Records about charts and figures
───
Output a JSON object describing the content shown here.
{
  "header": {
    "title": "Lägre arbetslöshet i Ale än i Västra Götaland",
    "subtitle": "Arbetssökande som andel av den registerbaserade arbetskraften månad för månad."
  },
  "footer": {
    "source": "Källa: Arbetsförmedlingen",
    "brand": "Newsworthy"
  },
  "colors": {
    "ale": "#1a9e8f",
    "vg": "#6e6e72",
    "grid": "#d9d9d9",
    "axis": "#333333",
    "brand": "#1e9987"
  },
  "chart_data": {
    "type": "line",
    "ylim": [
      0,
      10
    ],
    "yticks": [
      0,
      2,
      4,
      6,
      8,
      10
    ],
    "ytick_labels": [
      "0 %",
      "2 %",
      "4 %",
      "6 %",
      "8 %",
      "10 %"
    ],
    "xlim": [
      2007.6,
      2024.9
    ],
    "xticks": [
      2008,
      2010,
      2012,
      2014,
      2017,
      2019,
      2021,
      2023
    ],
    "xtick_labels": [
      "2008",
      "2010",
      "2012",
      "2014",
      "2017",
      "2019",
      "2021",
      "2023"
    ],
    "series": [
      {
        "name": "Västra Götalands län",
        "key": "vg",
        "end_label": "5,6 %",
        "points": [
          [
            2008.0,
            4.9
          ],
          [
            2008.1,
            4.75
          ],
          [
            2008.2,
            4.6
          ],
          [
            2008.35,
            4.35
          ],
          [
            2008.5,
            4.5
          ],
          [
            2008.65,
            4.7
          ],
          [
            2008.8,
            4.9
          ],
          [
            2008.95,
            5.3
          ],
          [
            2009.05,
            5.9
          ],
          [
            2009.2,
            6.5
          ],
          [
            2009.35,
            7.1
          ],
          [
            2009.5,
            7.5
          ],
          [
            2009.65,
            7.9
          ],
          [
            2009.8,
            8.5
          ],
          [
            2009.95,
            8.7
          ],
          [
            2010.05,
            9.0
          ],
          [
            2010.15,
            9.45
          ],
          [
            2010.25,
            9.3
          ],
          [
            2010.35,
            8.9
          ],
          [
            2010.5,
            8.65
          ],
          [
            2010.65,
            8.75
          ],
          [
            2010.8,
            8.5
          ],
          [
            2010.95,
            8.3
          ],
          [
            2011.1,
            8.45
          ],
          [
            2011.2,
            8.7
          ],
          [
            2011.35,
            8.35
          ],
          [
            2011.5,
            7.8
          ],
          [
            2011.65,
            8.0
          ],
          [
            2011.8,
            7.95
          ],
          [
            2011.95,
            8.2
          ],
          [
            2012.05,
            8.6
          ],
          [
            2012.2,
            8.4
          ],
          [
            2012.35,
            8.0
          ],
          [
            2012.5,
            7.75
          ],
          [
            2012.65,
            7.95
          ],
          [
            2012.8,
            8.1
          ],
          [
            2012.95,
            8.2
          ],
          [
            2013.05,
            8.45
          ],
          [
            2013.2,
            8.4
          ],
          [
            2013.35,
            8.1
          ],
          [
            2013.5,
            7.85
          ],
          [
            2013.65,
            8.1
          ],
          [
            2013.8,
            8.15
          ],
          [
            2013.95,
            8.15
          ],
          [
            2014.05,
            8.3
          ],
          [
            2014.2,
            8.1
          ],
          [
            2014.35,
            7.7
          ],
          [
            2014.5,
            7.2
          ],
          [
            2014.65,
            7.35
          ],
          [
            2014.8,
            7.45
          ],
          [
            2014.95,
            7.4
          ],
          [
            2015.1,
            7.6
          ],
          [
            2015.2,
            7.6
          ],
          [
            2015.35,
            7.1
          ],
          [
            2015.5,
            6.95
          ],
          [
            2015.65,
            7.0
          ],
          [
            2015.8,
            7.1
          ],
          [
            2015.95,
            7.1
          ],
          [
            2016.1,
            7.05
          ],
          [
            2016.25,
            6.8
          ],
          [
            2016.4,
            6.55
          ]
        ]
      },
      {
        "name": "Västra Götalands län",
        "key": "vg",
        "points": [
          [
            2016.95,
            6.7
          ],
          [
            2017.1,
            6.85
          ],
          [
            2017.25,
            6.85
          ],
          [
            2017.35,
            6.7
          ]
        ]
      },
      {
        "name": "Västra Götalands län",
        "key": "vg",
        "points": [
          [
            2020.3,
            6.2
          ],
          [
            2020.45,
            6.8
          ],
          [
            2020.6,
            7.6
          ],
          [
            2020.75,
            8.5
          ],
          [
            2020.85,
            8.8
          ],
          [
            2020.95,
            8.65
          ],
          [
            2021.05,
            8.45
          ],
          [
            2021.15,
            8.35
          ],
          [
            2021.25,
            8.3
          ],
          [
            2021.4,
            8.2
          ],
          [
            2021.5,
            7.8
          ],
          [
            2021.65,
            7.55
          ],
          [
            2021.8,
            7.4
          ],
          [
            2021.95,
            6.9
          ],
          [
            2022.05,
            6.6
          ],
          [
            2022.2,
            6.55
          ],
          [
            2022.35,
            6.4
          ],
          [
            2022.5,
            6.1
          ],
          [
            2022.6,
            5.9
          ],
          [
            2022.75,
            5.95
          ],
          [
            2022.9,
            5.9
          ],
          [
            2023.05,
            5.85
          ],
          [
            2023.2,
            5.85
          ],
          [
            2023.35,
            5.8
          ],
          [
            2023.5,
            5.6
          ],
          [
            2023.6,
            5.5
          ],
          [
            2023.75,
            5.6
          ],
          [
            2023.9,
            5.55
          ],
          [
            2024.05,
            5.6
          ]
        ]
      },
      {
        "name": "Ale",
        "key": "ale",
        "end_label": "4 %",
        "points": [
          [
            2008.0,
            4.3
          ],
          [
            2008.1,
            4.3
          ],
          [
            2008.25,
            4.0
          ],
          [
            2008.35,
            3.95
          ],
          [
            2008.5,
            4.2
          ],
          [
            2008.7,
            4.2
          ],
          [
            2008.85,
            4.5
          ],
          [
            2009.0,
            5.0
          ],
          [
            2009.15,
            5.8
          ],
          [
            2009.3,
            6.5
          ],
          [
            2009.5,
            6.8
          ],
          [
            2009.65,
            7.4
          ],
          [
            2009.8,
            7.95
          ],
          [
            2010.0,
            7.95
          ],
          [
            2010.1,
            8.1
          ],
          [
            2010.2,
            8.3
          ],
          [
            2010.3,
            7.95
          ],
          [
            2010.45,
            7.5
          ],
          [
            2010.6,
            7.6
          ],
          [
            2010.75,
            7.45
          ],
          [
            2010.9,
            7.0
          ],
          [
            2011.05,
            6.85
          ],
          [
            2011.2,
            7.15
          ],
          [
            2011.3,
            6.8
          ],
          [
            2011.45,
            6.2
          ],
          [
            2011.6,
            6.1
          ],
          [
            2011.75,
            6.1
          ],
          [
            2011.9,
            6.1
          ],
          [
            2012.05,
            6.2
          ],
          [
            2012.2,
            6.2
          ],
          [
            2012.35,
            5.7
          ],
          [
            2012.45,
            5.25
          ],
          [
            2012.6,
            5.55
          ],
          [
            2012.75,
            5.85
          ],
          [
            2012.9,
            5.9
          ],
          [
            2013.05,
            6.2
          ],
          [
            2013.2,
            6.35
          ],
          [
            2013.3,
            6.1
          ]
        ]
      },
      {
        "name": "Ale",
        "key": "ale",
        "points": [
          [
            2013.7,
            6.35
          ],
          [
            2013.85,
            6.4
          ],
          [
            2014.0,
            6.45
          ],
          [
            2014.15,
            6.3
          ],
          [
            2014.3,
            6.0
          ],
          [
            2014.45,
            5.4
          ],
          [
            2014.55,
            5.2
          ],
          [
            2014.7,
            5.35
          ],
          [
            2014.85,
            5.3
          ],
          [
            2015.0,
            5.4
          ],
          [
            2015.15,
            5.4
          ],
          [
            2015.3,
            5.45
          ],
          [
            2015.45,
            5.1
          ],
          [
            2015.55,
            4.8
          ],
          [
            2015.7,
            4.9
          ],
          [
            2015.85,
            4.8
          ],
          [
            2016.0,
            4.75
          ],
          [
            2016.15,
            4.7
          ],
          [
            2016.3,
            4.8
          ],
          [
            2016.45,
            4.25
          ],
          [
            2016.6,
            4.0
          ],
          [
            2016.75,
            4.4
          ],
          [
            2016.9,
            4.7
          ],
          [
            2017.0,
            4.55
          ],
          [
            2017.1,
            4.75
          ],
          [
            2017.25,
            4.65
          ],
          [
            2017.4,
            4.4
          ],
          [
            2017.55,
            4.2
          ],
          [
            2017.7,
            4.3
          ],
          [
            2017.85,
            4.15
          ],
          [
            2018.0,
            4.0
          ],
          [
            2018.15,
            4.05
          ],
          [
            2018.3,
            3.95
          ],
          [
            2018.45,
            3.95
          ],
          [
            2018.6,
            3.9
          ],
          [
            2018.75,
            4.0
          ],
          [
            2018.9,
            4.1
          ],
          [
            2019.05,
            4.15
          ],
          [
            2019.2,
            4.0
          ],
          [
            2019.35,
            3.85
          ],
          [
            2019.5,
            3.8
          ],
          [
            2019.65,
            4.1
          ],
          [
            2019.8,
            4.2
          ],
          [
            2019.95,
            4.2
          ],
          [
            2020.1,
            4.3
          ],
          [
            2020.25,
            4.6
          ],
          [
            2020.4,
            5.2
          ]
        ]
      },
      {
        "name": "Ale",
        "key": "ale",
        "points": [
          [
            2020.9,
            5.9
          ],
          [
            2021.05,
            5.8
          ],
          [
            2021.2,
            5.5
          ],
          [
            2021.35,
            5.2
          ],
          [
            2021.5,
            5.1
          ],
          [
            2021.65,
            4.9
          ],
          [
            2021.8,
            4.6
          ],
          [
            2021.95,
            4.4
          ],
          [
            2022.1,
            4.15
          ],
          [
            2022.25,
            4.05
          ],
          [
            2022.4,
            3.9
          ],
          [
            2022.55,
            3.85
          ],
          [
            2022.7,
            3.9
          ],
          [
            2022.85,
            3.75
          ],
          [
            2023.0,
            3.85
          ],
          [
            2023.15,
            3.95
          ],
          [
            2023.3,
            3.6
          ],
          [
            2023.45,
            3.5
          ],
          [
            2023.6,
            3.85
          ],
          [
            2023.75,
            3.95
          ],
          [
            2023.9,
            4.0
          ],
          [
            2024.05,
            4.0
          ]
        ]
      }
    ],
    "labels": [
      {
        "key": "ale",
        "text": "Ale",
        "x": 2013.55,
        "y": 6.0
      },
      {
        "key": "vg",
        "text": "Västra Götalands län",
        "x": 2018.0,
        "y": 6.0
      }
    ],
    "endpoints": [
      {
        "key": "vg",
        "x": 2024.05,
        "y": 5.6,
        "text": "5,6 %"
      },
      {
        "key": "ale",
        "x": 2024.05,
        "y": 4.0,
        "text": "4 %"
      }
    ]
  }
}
───
▶ _Problem to solve_: Identify the lines above with the word "text". Copy them.

▶ _Correct response_:
        "text": "Ale",
        "text": "Västra Götalands län",
        "text": "5,6 %"
        "text": "4 %"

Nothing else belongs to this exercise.